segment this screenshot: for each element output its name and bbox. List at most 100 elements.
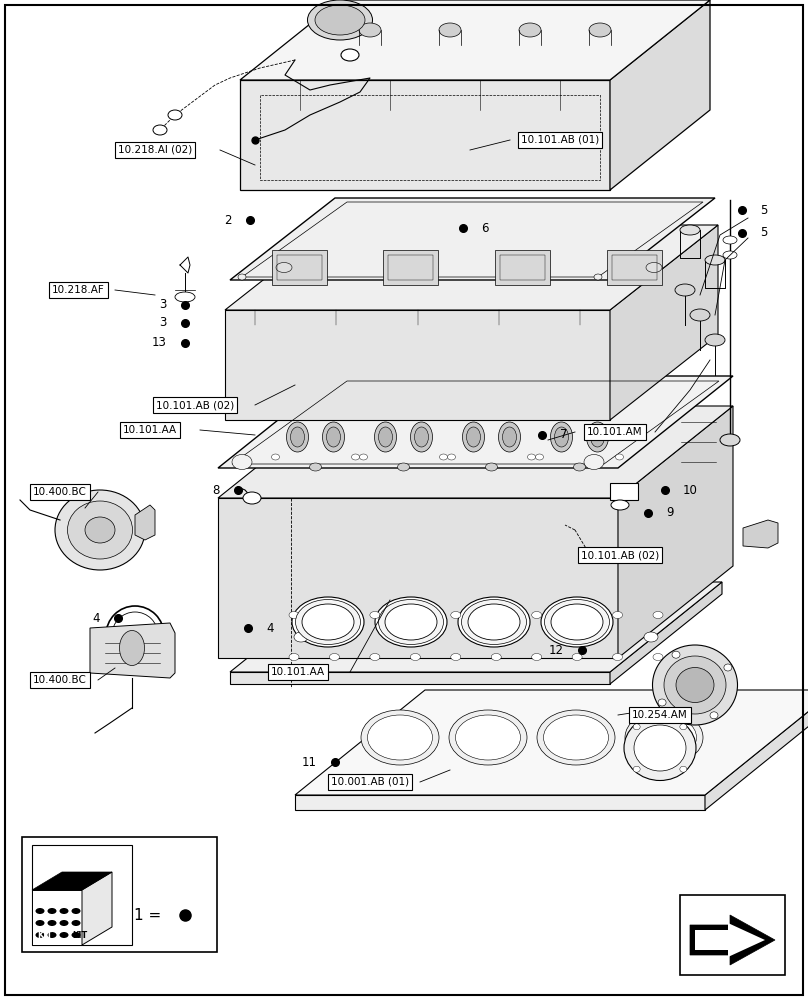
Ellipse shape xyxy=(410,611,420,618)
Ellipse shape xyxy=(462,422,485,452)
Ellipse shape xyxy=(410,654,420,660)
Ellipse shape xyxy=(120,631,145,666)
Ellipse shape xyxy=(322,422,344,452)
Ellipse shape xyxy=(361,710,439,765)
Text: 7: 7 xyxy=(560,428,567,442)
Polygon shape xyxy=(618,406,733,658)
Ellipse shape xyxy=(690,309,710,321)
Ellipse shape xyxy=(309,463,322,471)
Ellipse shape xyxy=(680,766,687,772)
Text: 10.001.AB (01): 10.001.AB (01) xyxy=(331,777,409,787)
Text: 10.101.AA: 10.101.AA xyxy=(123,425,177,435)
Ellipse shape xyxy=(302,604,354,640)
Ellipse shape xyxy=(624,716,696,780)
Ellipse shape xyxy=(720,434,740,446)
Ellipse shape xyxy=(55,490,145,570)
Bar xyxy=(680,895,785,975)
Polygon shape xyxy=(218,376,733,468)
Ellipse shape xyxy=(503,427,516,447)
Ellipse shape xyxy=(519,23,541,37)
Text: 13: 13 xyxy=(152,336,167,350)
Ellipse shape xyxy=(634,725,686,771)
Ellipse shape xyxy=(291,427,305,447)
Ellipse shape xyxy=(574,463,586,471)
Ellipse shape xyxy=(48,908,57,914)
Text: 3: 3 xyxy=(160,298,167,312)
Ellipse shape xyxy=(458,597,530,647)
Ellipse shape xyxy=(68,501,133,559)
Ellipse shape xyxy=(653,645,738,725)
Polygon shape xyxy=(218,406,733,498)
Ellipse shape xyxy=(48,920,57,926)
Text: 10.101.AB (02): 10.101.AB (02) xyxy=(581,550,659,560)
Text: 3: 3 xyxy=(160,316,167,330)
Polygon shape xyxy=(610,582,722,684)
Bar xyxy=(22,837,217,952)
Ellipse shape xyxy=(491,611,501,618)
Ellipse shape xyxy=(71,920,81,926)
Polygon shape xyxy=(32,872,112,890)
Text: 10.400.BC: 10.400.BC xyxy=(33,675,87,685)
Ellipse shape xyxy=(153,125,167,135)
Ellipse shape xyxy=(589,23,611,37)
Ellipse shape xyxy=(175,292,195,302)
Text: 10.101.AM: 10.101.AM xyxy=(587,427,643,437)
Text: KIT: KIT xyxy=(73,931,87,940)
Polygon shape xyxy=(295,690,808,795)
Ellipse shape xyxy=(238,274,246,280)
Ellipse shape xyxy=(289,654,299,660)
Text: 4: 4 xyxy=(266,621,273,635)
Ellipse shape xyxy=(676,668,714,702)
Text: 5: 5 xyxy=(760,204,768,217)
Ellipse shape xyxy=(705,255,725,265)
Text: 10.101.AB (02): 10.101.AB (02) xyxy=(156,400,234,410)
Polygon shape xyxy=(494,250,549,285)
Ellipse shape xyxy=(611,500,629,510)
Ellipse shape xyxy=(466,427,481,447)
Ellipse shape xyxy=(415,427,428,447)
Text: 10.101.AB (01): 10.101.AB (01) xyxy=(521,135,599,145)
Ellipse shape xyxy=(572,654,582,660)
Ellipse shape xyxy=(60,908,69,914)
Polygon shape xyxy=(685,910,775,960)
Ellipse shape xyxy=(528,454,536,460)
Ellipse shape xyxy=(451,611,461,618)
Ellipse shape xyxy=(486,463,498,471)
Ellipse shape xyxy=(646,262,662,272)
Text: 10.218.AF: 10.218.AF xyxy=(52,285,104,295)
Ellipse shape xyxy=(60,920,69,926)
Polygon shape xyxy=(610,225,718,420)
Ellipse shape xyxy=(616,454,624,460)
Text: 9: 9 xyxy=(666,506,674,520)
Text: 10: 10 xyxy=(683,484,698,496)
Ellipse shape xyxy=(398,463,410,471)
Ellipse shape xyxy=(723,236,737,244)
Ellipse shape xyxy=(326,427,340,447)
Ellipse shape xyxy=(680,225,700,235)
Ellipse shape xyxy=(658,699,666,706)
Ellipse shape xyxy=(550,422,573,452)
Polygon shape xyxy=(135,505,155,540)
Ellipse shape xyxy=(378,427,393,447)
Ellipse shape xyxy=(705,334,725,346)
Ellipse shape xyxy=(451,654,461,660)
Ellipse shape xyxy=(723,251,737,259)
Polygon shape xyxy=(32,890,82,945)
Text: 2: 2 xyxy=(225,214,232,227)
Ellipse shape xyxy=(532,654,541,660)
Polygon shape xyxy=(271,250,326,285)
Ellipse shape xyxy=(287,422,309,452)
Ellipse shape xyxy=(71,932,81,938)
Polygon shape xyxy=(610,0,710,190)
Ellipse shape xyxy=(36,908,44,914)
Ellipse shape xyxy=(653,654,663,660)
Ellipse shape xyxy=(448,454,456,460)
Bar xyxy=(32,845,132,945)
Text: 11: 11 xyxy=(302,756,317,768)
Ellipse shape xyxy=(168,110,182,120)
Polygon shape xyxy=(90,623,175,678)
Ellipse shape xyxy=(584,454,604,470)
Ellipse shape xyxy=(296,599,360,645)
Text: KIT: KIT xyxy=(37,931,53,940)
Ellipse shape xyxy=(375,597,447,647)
============================================================
Transcribe every line of the entries above verbatim, omitting the pictures.

segment this screenshot: for each element output its name and bbox. List at most 100 elements.
Ellipse shape xyxy=(410,611,420,618)
Ellipse shape xyxy=(462,422,485,452)
Ellipse shape xyxy=(410,654,420,660)
Ellipse shape xyxy=(120,631,145,666)
Ellipse shape xyxy=(322,422,344,452)
Ellipse shape xyxy=(361,710,439,765)
Text: 7: 7 xyxy=(560,428,567,442)
Polygon shape xyxy=(618,406,733,658)
Ellipse shape xyxy=(690,309,710,321)
Ellipse shape xyxy=(309,463,322,471)
Ellipse shape xyxy=(680,766,687,772)
Text: 10.001.AB (01): 10.001.AB (01) xyxy=(331,777,409,787)
Text: 10.101.AA: 10.101.AA xyxy=(123,425,177,435)
Ellipse shape xyxy=(302,604,354,640)
Ellipse shape xyxy=(624,716,696,780)
Ellipse shape xyxy=(720,434,740,446)
Ellipse shape xyxy=(55,490,145,570)
Bar xyxy=(680,895,785,975)
Polygon shape xyxy=(218,376,733,468)
Ellipse shape xyxy=(503,427,516,447)
Ellipse shape xyxy=(519,23,541,37)
Text: 13: 13 xyxy=(152,336,167,350)
Ellipse shape xyxy=(634,725,686,771)
Ellipse shape xyxy=(291,427,305,447)
Ellipse shape xyxy=(574,463,586,471)
Ellipse shape xyxy=(48,908,57,914)
Text: 3: 3 xyxy=(160,298,167,312)
Ellipse shape xyxy=(458,597,530,647)
Ellipse shape xyxy=(68,501,133,559)
Ellipse shape xyxy=(653,645,738,725)
Polygon shape xyxy=(218,406,733,498)
Ellipse shape xyxy=(48,920,57,926)
Text: 10.101.AB (02): 10.101.AB (02) xyxy=(581,550,659,560)
Text: 3: 3 xyxy=(160,316,167,330)
Polygon shape xyxy=(610,582,722,684)
Bar xyxy=(22,837,217,952)
Ellipse shape xyxy=(491,611,501,618)
Ellipse shape xyxy=(71,920,81,926)
Polygon shape xyxy=(32,872,112,890)
Text: 10.400.BC: 10.400.BC xyxy=(33,675,87,685)
Ellipse shape xyxy=(153,125,167,135)
Ellipse shape xyxy=(589,23,611,37)
Ellipse shape xyxy=(175,292,195,302)
Text: 10.101.AM: 10.101.AM xyxy=(587,427,643,437)
Text: KIT: KIT xyxy=(73,931,87,940)
Polygon shape xyxy=(295,690,808,795)
Ellipse shape xyxy=(238,274,246,280)
Ellipse shape xyxy=(289,654,299,660)
Text: 4: 4 xyxy=(266,621,273,635)
Ellipse shape xyxy=(676,668,714,702)
Text: 5: 5 xyxy=(760,204,768,217)
Ellipse shape xyxy=(705,255,725,265)
Text: 10.101.AB (02): 10.101.AB (02) xyxy=(156,400,234,410)
Polygon shape xyxy=(494,250,549,285)
Ellipse shape xyxy=(611,500,629,510)
Ellipse shape xyxy=(466,427,481,447)
Ellipse shape xyxy=(415,427,428,447)
Text: 10.101.AB (01): 10.101.AB (01) xyxy=(521,135,599,145)
Ellipse shape xyxy=(572,654,582,660)
Ellipse shape xyxy=(60,908,69,914)
Polygon shape xyxy=(685,910,775,960)
Ellipse shape xyxy=(528,454,536,460)
Ellipse shape xyxy=(451,611,461,618)
Ellipse shape xyxy=(486,463,498,471)
Ellipse shape xyxy=(646,262,662,272)
Text: 10.218.AF: 10.218.AF xyxy=(52,285,104,295)
Ellipse shape xyxy=(60,920,69,926)
Polygon shape xyxy=(610,225,718,420)
Ellipse shape xyxy=(616,454,624,460)
Text: 9: 9 xyxy=(666,506,674,520)
Text: 10: 10 xyxy=(683,484,698,496)
Ellipse shape xyxy=(398,463,410,471)
Ellipse shape xyxy=(723,236,737,244)
Ellipse shape xyxy=(326,427,340,447)
Ellipse shape xyxy=(680,225,700,235)
Ellipse shape xyxy=(658,699,666,706)
Ellipse shape xyxy=(550,422,573,452)
Polygon shape xyxy=(135,505,155,540)
Ellipse shape xyxy=(378,427,393,447)
Ellipse shape xyxy=(705,334,725,346)
Ellipse shape xyxy=(451,654,461,660)
Ellipse shape xyxy=(723,251,737,259)
Polygon shape xyxy=(32,890,82,945)
Text: 2: 2 xyxy=(225,214,232,227)
Ellipse shape xyxy=(532,654,541,660)
Polygon shape xyxy=(271,250,326,285)
Ellipse shape xyxy=(287,422,309,452)
Ellipse shape xyxy=(71,932,81,938)
Polygon shape xyxy=(610,0,710,190)
Ellipse shape xyxy=(36,908,44,914)
Ellipse shape xyxy=(653,654,663,660)
Ellipse shape xyxy=(448,454,456,460)
Bar xyxy=(32,845,132,945)
Text: 11: 11 xyxy=(302,756,317,768)
Ellipse shape xyxy=(168,110,182,120)
Polygon shape xyxy=(90,623,175,678)
Ellipse shape xyxy=(584,454,604,470)
Ellipse shape xyxy=(296,599,360,645)
Text: KIT: KIT xyxy=(37,931,53,940)
Ellipse shape xyxy=(375,597,447,647)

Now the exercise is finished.